Given exercise:
Take every line from the material that has the word "plain" in it.

Data section:

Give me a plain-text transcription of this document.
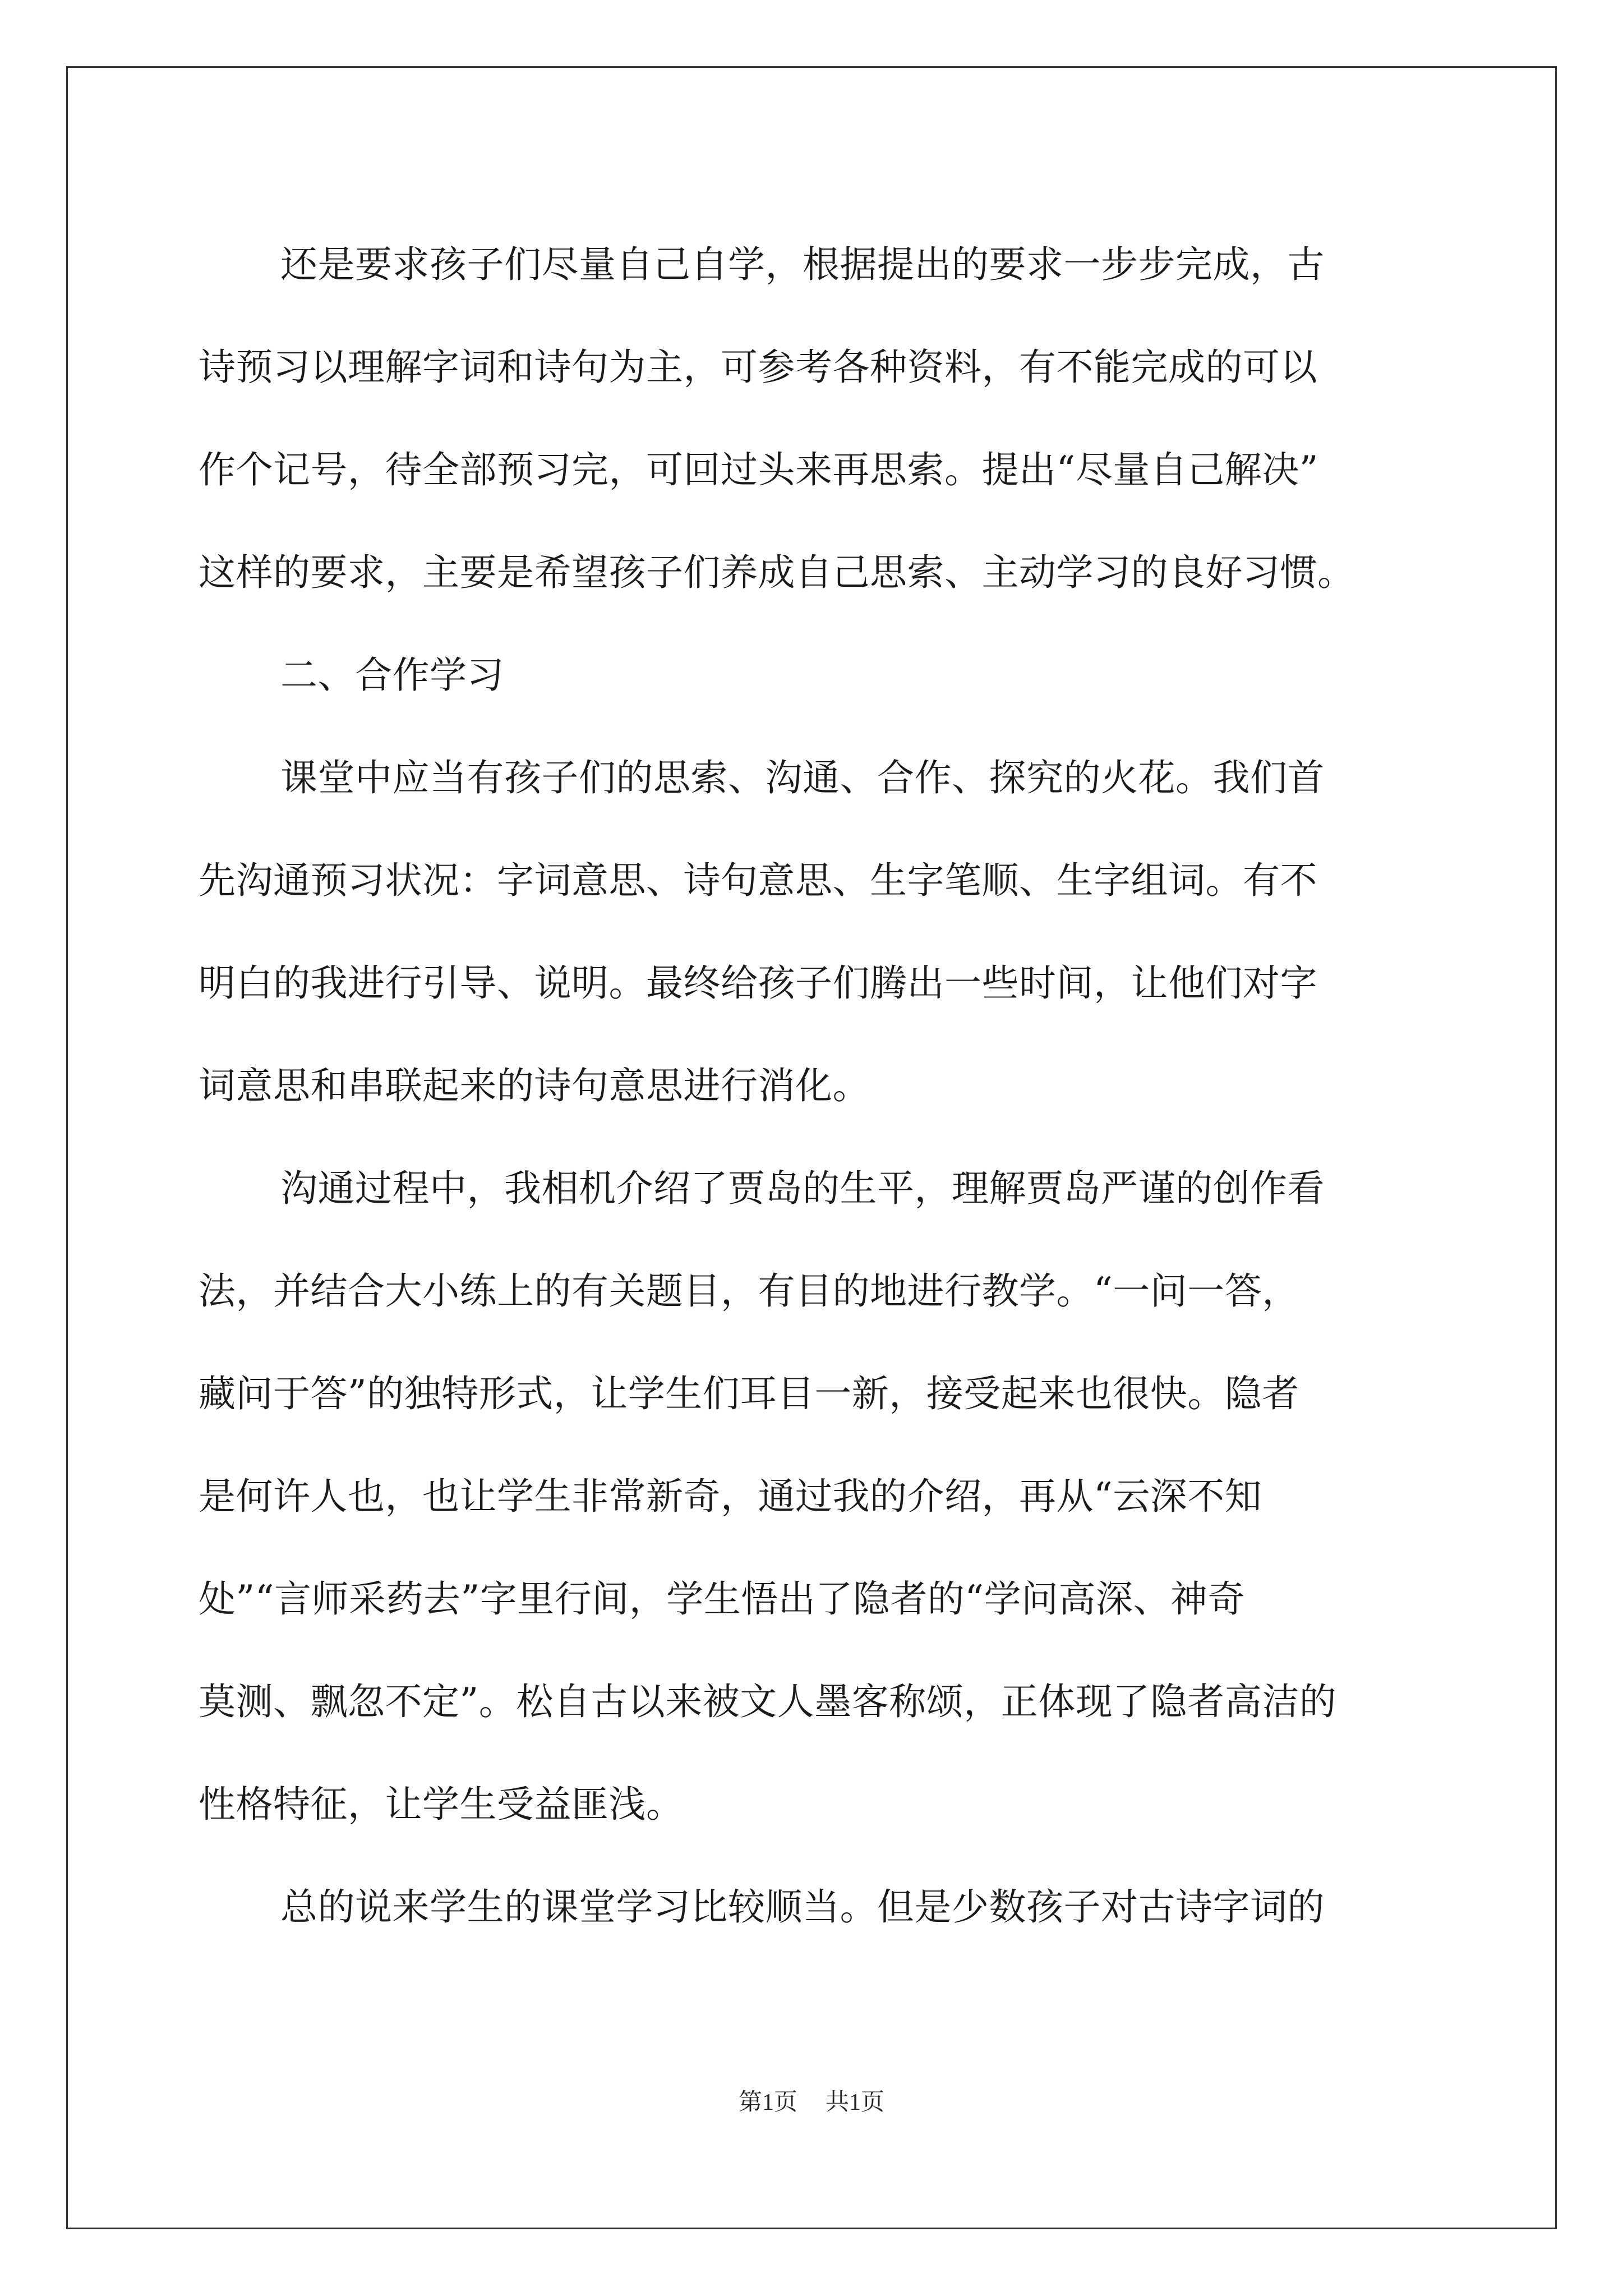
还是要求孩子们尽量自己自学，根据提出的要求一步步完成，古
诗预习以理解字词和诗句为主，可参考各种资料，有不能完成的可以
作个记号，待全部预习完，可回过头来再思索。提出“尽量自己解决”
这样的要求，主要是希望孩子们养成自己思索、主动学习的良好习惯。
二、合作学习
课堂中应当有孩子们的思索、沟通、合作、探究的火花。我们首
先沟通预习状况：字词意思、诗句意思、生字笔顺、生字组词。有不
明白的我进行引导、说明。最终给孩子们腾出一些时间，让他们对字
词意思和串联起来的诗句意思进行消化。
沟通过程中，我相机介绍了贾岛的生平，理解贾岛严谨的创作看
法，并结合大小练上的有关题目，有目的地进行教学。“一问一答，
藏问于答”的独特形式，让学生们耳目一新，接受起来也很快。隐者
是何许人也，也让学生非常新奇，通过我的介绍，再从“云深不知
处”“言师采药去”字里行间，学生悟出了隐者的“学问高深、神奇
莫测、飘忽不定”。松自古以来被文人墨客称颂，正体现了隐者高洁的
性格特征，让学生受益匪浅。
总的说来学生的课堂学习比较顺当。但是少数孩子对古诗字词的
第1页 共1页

* * *

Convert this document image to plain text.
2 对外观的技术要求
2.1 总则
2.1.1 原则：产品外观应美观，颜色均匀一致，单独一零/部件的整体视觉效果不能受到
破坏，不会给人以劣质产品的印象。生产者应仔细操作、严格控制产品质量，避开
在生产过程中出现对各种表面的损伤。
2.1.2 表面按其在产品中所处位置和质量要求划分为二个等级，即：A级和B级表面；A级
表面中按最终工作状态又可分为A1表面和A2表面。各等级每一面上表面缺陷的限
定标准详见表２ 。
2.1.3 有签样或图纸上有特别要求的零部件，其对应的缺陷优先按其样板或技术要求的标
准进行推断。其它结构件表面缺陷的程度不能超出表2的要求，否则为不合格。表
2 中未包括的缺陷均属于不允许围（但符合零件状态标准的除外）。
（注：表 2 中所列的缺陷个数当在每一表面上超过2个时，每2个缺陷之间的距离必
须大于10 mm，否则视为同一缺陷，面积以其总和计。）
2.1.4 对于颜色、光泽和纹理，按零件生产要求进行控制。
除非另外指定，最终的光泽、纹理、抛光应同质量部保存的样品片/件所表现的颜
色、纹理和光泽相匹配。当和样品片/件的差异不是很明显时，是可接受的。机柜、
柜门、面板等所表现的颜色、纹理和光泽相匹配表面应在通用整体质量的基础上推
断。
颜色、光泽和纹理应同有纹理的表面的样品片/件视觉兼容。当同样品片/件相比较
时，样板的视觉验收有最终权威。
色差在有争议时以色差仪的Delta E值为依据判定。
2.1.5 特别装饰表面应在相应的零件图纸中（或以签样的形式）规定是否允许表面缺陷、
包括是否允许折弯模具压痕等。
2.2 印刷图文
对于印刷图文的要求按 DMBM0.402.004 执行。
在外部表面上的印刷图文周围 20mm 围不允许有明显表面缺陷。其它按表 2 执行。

...

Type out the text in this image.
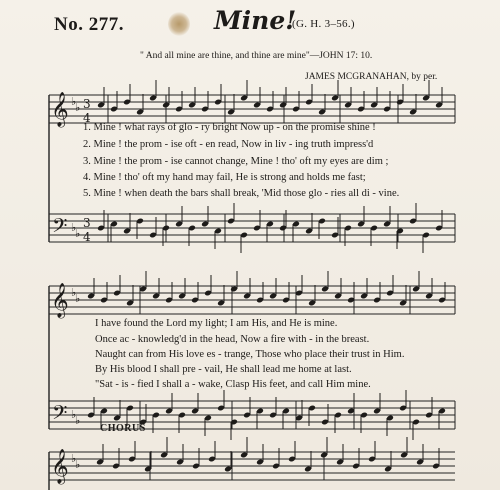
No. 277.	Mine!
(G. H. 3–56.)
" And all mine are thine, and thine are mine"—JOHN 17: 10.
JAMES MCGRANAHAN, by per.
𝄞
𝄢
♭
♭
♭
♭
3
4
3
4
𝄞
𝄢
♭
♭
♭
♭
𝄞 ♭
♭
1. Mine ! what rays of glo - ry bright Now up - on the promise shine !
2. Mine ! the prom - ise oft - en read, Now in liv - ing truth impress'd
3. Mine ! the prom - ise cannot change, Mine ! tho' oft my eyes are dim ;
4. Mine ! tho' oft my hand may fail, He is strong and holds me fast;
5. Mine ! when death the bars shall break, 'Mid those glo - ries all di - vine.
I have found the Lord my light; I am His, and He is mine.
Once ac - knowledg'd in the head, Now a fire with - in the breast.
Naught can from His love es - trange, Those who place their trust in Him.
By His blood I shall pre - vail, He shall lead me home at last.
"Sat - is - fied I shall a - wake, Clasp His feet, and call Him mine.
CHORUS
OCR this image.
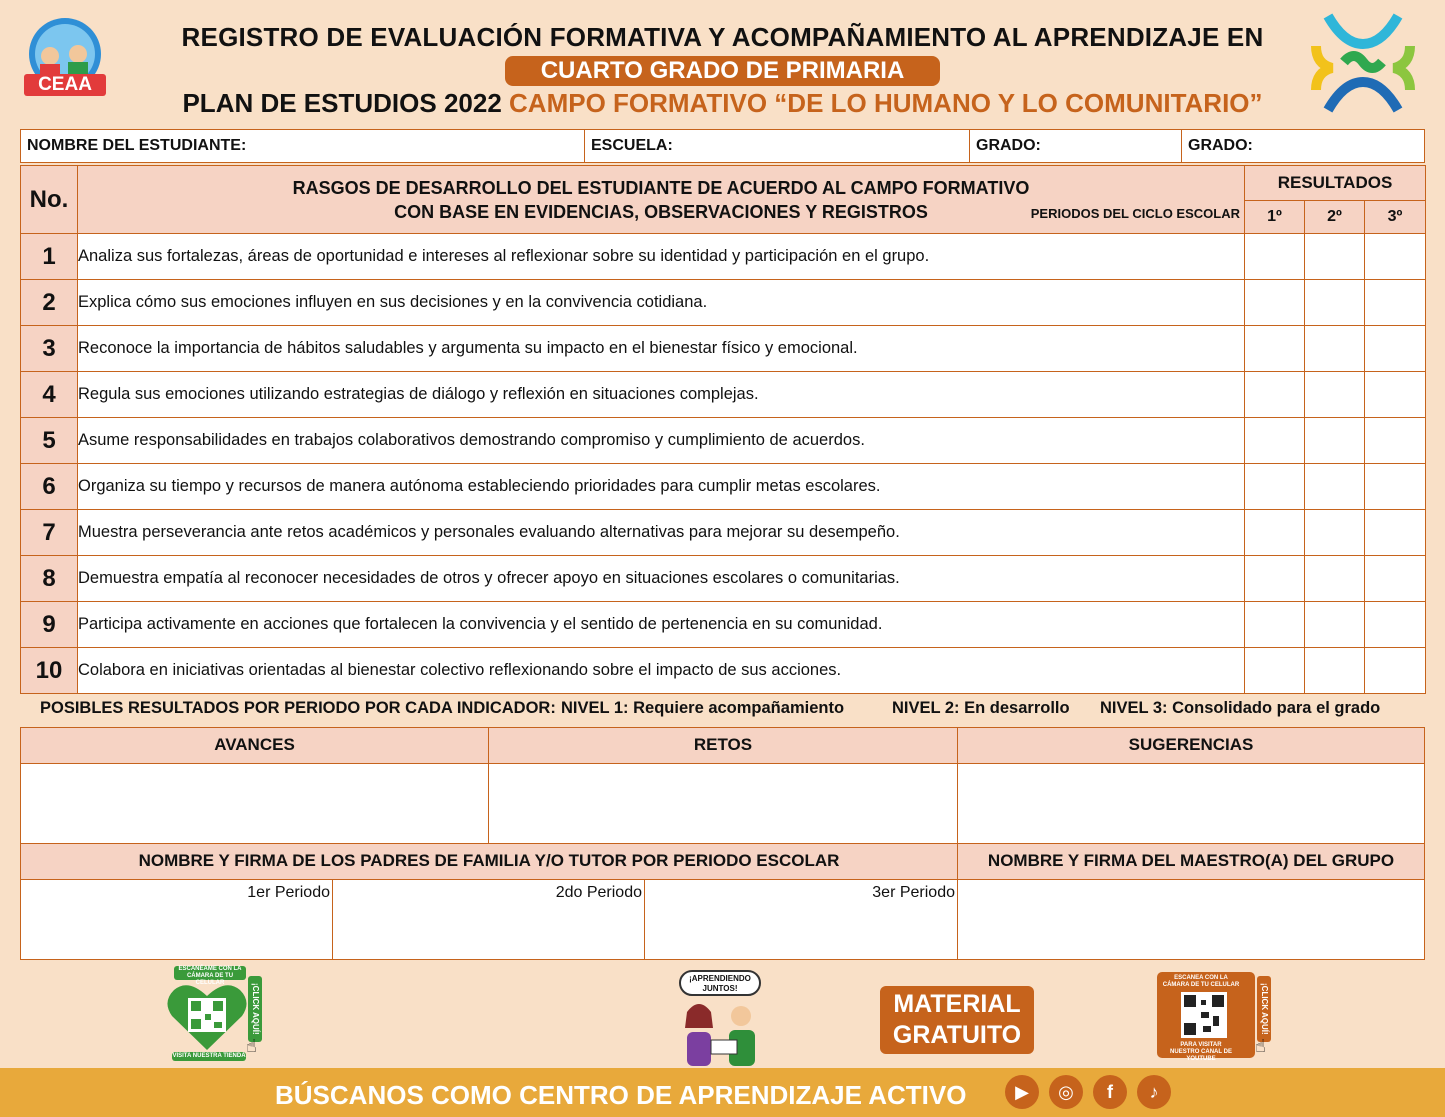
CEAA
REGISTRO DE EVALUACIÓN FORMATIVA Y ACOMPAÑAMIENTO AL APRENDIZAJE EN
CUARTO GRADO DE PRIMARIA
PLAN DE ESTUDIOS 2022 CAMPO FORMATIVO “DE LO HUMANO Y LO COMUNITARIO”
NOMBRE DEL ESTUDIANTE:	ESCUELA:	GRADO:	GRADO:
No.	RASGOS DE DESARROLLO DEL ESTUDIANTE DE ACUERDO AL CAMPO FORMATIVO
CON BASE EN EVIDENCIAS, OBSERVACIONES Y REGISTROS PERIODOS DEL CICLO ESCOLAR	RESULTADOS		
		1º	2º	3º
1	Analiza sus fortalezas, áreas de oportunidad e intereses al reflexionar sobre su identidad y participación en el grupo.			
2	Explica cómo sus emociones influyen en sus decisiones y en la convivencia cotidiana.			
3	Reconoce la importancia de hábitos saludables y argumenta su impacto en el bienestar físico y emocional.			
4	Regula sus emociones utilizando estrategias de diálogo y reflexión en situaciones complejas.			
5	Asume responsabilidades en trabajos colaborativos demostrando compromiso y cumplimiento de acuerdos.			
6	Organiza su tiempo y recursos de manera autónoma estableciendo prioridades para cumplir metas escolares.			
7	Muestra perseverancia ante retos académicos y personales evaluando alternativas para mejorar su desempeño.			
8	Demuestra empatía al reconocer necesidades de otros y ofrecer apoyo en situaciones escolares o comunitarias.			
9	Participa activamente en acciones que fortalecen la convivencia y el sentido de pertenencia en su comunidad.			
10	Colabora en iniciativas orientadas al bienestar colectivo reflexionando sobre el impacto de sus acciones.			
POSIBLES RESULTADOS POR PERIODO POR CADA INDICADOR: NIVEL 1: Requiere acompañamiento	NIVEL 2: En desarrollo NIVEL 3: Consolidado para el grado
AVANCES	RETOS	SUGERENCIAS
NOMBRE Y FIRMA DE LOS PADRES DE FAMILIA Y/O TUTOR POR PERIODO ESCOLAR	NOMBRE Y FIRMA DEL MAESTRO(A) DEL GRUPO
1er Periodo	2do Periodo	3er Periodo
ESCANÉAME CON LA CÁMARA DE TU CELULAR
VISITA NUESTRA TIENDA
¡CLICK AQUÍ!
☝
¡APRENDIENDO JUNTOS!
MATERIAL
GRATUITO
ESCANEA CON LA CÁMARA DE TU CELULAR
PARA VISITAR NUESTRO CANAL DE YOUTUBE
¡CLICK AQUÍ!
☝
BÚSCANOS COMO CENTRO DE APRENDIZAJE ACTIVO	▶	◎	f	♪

Task answer:
Give me a plain-text transcription of this document.
Convert this document image to plain text.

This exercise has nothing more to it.